Passage given
Panda squashes ninja; Prius saved

Not a coincidence: Japan releases Chinese fishing captain and Congress gets busy on rare earth elements

Published September 24, 2010 2:25PM (EDT)

A Toyota Motor Corp's staff wipes the logo of the company's Prius Plug-In Hybrid during a promotional event in Hitachiota, about 130 km (81 miles) north of Tokyo June 17, 2010.  As Japanese car sales plummet, Toyota is trying to get consumers here excited about cars --  and driving -- by promoting cities and villages around the country that can only be reached by automobile.  REUTERS/Yuriko Nakao (JAPAN - Tags: TRANSPORT EMPLOYMENT BUSINESS)   (© Yuriko Nakao / Reuters)
A Toyota Motor Corp's staff wipes the logo of the company's Prius Plug-In Hybrid during a promotional event in Hitachiota, about 130 km (81 miles) north of Tokyo June 17, 2010. As Japanese car sales plummet, Toyota is trying to get consumers here excited about cars -- and driving -- by promoting cities and villages around the country that can only be reached by automobile. REUTERS/Yuriko Nakao (JAPAN - Tags: TRANSPORT EMPLOYMENT BUSINESS) (© Yuriko Nakao / Reuters)

Whether or not China officially halted exports of rare earth elements to Japan in retaliation for the imprisonment of a Chinese fishing captain is now irrelevant. Japan has buckled. There is no other way to interpret the following statement.

From the Wall Street Journal:

"We decided it was inappropriate to continue the investigation while keeping the suspect in custody any further, considering the future of the Japan-China relationship," said Kenji Suzuki, a senior prosecutor at the Naha prosecutors' office in Okinawa, a hastily called news conference Friday afternoon.

Stated exercise
In the article on Japan and China, what position does Kenji Suzuki hold? Use only the article on Japan and China as your source.

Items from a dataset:
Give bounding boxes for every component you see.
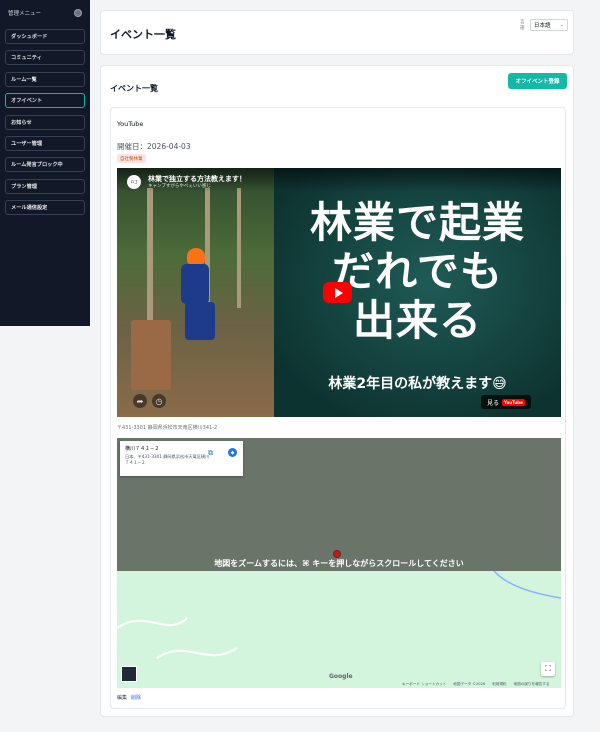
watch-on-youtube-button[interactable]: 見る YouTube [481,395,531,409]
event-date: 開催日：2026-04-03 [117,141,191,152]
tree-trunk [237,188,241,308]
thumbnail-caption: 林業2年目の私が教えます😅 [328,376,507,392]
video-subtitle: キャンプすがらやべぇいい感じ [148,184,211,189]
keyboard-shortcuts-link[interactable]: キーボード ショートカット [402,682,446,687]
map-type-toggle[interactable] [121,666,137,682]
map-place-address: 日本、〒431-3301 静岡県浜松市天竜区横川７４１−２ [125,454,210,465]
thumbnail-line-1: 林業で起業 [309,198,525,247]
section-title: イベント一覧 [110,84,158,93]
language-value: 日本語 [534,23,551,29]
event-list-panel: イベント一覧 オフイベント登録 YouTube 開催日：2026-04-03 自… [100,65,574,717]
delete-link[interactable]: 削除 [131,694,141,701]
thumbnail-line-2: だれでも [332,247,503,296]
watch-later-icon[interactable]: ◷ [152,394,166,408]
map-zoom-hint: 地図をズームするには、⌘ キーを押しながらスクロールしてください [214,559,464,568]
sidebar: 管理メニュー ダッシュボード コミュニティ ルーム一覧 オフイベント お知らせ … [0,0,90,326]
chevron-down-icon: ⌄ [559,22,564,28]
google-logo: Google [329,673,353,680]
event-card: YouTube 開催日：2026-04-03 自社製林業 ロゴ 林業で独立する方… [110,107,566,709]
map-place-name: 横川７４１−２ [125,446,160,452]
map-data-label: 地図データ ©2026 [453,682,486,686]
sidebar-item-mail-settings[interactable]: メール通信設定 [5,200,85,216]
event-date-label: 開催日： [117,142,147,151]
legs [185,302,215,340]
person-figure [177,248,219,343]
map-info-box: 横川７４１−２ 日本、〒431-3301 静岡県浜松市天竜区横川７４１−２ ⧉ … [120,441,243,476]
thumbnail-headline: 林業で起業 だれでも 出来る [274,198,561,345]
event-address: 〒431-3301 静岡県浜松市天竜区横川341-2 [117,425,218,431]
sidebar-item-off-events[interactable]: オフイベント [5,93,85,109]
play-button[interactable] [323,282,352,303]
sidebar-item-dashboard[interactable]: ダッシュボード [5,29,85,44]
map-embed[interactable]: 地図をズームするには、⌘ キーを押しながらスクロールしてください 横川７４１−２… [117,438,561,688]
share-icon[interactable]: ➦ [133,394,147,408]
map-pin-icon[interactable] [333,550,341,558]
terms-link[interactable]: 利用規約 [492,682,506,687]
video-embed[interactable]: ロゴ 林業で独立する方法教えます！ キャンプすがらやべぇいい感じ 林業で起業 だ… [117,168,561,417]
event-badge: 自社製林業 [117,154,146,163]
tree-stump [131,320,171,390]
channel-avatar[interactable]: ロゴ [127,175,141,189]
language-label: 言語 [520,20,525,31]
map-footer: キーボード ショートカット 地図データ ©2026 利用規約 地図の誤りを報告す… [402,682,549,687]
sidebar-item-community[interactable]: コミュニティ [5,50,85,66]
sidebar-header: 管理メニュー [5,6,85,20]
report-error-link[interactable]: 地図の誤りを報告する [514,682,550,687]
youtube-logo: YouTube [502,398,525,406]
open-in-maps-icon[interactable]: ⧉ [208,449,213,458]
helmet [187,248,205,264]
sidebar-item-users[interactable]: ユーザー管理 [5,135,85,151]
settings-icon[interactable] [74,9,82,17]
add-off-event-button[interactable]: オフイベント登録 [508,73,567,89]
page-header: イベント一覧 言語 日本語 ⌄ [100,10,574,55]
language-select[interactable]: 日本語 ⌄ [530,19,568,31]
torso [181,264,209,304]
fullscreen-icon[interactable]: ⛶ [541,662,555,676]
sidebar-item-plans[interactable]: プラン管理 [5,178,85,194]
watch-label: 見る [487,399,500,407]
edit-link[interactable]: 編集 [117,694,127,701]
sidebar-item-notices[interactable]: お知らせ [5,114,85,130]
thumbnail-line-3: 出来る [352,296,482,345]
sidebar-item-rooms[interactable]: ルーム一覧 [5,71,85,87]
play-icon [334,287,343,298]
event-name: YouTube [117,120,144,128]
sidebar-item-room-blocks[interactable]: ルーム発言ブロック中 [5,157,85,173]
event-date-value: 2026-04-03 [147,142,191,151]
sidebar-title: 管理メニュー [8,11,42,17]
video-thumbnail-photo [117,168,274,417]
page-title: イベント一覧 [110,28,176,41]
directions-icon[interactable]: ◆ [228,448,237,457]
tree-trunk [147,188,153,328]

Response below
He is a senior prosecutor at the Naha prosecutors' office in Okinawa.